[Stored dataset items]
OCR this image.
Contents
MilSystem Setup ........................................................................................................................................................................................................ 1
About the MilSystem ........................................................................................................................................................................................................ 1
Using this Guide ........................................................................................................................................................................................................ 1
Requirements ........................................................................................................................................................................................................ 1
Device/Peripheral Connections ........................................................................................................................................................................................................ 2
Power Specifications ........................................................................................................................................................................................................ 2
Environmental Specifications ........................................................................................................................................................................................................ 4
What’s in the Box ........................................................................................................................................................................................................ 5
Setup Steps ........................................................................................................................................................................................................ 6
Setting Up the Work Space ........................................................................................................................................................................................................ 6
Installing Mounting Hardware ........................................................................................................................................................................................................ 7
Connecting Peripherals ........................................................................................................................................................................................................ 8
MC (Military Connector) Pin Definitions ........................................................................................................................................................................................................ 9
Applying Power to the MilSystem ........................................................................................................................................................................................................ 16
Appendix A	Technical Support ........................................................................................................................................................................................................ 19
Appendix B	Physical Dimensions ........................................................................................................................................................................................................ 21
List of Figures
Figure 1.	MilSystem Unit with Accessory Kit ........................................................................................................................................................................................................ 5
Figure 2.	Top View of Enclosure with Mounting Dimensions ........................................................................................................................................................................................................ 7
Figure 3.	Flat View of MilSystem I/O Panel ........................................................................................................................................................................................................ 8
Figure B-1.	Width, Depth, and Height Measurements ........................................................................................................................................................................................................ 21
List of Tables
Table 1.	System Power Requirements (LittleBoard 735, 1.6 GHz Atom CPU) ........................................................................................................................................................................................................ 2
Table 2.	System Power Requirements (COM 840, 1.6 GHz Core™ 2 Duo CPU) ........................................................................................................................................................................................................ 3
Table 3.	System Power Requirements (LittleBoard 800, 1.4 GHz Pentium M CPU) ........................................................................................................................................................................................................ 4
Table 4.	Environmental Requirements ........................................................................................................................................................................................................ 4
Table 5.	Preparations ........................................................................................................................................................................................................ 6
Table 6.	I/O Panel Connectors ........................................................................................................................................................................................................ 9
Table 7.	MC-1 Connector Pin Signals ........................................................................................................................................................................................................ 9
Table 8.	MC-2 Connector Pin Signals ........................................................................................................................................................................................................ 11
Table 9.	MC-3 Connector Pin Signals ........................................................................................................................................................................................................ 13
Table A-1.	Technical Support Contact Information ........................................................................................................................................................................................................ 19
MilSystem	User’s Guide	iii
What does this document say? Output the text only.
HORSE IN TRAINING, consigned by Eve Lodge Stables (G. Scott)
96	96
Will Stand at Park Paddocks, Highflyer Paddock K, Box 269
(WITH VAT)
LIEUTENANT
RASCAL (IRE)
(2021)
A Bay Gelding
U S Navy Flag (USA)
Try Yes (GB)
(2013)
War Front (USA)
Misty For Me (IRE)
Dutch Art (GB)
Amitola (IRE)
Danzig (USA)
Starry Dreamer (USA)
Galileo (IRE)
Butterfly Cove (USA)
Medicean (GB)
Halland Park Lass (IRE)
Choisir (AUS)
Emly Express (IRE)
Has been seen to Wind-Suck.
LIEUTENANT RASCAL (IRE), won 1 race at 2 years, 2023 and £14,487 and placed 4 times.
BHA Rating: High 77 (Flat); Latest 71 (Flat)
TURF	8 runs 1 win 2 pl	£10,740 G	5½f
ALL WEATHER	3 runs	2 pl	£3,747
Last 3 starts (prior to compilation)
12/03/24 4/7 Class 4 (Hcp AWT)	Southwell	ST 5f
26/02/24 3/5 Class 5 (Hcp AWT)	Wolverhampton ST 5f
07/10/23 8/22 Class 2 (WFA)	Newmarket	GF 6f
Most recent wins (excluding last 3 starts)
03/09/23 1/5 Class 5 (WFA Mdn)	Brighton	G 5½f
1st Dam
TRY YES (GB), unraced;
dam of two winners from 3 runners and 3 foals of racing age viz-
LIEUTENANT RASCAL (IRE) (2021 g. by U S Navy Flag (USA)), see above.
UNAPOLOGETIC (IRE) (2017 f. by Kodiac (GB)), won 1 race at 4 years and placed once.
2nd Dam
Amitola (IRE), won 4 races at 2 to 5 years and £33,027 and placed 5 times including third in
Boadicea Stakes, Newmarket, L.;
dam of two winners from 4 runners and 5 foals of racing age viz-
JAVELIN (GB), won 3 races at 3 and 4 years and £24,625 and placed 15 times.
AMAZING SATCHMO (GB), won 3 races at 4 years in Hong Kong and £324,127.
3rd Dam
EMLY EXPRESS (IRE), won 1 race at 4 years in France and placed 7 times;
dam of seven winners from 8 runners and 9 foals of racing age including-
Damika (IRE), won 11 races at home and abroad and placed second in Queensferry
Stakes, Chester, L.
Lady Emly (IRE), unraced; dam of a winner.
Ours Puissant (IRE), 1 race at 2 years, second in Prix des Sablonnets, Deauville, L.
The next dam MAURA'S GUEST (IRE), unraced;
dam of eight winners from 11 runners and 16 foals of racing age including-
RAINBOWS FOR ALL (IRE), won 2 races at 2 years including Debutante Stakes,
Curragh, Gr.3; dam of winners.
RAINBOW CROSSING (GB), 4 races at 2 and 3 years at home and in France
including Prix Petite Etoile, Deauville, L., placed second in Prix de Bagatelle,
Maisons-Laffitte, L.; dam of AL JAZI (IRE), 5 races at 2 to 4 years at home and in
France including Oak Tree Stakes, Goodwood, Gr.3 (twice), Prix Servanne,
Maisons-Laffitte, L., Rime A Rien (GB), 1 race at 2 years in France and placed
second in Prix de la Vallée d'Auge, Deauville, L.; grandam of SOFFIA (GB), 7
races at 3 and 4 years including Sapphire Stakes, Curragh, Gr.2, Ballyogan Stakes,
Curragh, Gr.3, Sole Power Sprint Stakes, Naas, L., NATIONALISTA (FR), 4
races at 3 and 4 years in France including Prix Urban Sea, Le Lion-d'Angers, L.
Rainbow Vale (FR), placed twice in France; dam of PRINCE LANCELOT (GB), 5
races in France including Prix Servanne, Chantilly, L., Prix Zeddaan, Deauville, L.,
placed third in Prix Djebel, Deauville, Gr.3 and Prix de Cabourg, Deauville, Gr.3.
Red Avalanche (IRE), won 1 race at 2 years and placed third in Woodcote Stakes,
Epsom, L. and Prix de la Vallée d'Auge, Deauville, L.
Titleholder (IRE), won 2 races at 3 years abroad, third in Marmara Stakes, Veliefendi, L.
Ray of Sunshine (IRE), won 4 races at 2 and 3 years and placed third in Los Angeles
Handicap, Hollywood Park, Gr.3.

• **What needs to be done**
Above are some records; repeat all of them exactly.

• **Result of the exercise**
OCR this image.
Contents
MilSystem Setup ........................................................................................................................................................................................................ 1
About the MilSystem ........................................................................................................................................................................................................ 1
Using this Guide ........................................................................................................................................................................................................ 1
Requirements ........................................................................................................................................................................................................ 1
Device/Peripheral Connections ........................................................................................................................................................................................................ 2
Power Specifications ........................................................................................................................................................................................................ 2
Environmental Specifications ........................................................................................................................................................................................................ 4
What’s in the Box ........................................................................................................................................................................................................ 5
Setup Steps ........................................................................................................................................................................................................ 6
Setting Up the Work Space ........................................................................................................................................................................................................ 6
Installing Mounting Hardware ........................................................................................................................................................................................................ 7
Connecting Peripherals ........................................................................................................................................................................................................ 8
MC (Military Connector) Pin Definitions ........................................................................................................................................................................................................ 9
Applying Power to the MilSystem ........................................................................................................................................................................................................ 16
Appendix A	Technical Support ........................................................................................................................................................................................................ 19
Appendix B	Physical Dimensions ........................................................................................................................................................................................................ 21
List of Figures
Figure 1.	MilSystem Unit with Accessory Kit ........................................................................................................................................................................................................ 5
Figure 2.	Top View of Enclosure with Mounting Dimensions ........................................................................................................................................................................................................ 7
Figure 3.	Flat View of MilSystem I/O Panel ........................................................................................................................................................................................................ 8
Figure B-1.	Width, Depth, and Height Measurements ........................................................................................................................................................................................................ 21
List of Tables
Table 1.	System Power Requirements (LittleBoard 735, 1.6 GHz Atom CPU) ........................................................................................................................................................................................................ 2
Table 2.	System Power Requirements (COM 840, 1.6 GHz Core™ 2 Duo CPU) ........................................................................................................................................................................................................ 3
Table 3.	System Power Requirements (LittleBoard 800, 1.4 GHz Pentium M CPU) ........................................................................................................................................................................................................ 4
Table 4.	Environmental Requirements ........................................................................................................................................................................................................ 4
Table 5.	Preparations ........................................................................................................................................................................................................ 6
Table 6.	I/O Panel Connectors ........................................................................................................................................................................................................ 9
Table 7.	MC-1 Connector Pin Signals ........................................................................................................................................................................................................ 9
Table 8.	MC-2 Connector Pin Signals ........................................................................................................................................................................................................ 11
Table 9.	MC-3 Connector Pin Signals ........................................................................................................................................................................................................ 13
Table A-1.	Technical Support Contact Information ........................................................................................................................................................................................................ 19
MilSystem	User’s Guide	iii
What does this document say? Output the text only.
HORSE IN TRAINING, consigned by Eve Lodge Stables (G. Scott)
96	96
Will Stand at Park Paddocks, Highflyer Paddock K, Box 269
(WITH VAT)
LIEUTENANT
RASCAL (IRE)
(2021)
A Bay Gelding
U S Navy Flag (USA)
Try Yes (GB)
(2013)
War Front (USA)
Misty For Me (IRE)
Dutch Art (GB)
Amitola (IRE)
Danzig (USA)
Starry Dreamer (USA)
Galileo (IRE)
Butterfly Cove (USA)
Medicean (GB)
Halland Park Lass (IRE)
Choisir (AUS)
Emly Express (IRE)
Has been seen to Wind-Suck.
LIEUTENANT RASCAL (IRE), won 1 race at 2 years, 2023 and £14,487 and placed 4 times.
BHA Rating: High 77 (Flat); Latest 71 (Flat)
TURF	8 runs 1 win 2 pl	£10,740 G	5½f
ALL WEATHER	3 runs	2 pl	£3,747
Last 3 starts (prior to compilation)
12/03/24 4/7 Class 4 (Hcp AWT)	Southwell	ST 5f
26/02/24 3/5 Class 5 (Hcp AWT)	Wolverhampton ST 5f
07/10/23 8/22 Class 2 (WFA)	Newmarket	GF 6f
Most recent wins (excluding last 3 starts)
03/09/23 1/5 Class 5 (WFA Mdn)	Brighton	G 5½f
1st Dam
TRY YES (GB), unraced;
dam of two winners from 3 runners and 3 foals of racing age viz-
LIEUTENANT RASCAL (IRE) (2021 g. by U S Navy Flag (USA)), see above.
UNAPOLOGETIC (IRE) (2017 f. by Kodiac (GB)), won 1 race at 4 years and placed once.
2nd Dam
Amitola (IRE), won 4 races at 2 to 5 years and £33,027 and placed 5 times including third in
Boadicea Stakes, Newmarket, L.;
dam of two winners from 4 runners and 5 foals of racing age viz-
JAVELIN (GB), won 3 races at 3 and 4 years and £24,625 and placed 15 times.
AMAZING SATCHMO (GB), won 3 races at 4 years in Hong Kong and £324,127.
3rd Dam
EMLY EXPRESS (IRE), won 1 race at 4 years in France and placed 7 times;
dam of seven winners from 8 runners and 9 foals of racing age including-
Damika (IRE), won 11 races at home and abroad and placed second in Queensferry
Stakes, Chester, L.
Lady Emly (IRE), unraced; dam of a winner.
Ours Puissant (IRE), 1 race at 2 years, second in Prix des Sablonnets, Deauville, L.
The next dam MAURA'S GUEST (IRE), unraced;
dam of eight winners from 11 runners and 16 foals of racing age including-
RAINBOWS FOR ALL (IRE), won 2 races at 2 years including Debutante Stakes,
Curragh, Gr.3; dam of winners.
RAINBOW CROSSING (GB), 4 races at 2 and 3 years at home and in France
including Prix Petite Etoile, Deauville, L., placed second in Prix de Bagatelle,
Maisons-Laffitte, L.; dam of AL JAZI (IRE), 5 races at 2 to 4 years at home and in
France including Oak Tree Stakes, Goodwood, Gr.3 (twice), Prix Servanne,
Maisons-Laffitte, L., Rime A Rien (GB), 1 race at 2 years in France and placed
second in Prix de la Vallée d'Auge, Deauville, L.; grandam of SOFFIA (GB), 7
races at 3 and 4 years including Sapphire Stakes, Curragh, Gr.2, Ballyogan Stakes,
Curragh, Gr.3, Sole Power Sprint Stakes, Naas, L., NATIONALISTA (FR), 4
races at 3 and 4 years in France including Prix Urban Sea, Le Lion-d'Angers, L.
Rainbow Vale (FR), placed twice in France; dam of PRINCE LANCELOT (GB), 5
races in France including Prix Servanne, Chantilly, L., Prix Zeddaan, Deauville, L.,
placed third in Prix Djebel, Deauville, Gr.3 and Prix de Cabourg, Deauville, Gr.3.
Red Avalanche (IRE), won 1 race at 2 years and placed third in Woodcote Stakes,
Epsom, L. and Prix de la Vallée d'Auge, Deauville, L.
Titleholder (IRE), won 2 races at 3 years abroad, third in Marmara Stakes, Veliefendi, L.
Ray of Sunshine (IRE), won 4 races at 2 and 3 years and placed third in Los Angeles
Handicap, Hollywood Park, Gr.3.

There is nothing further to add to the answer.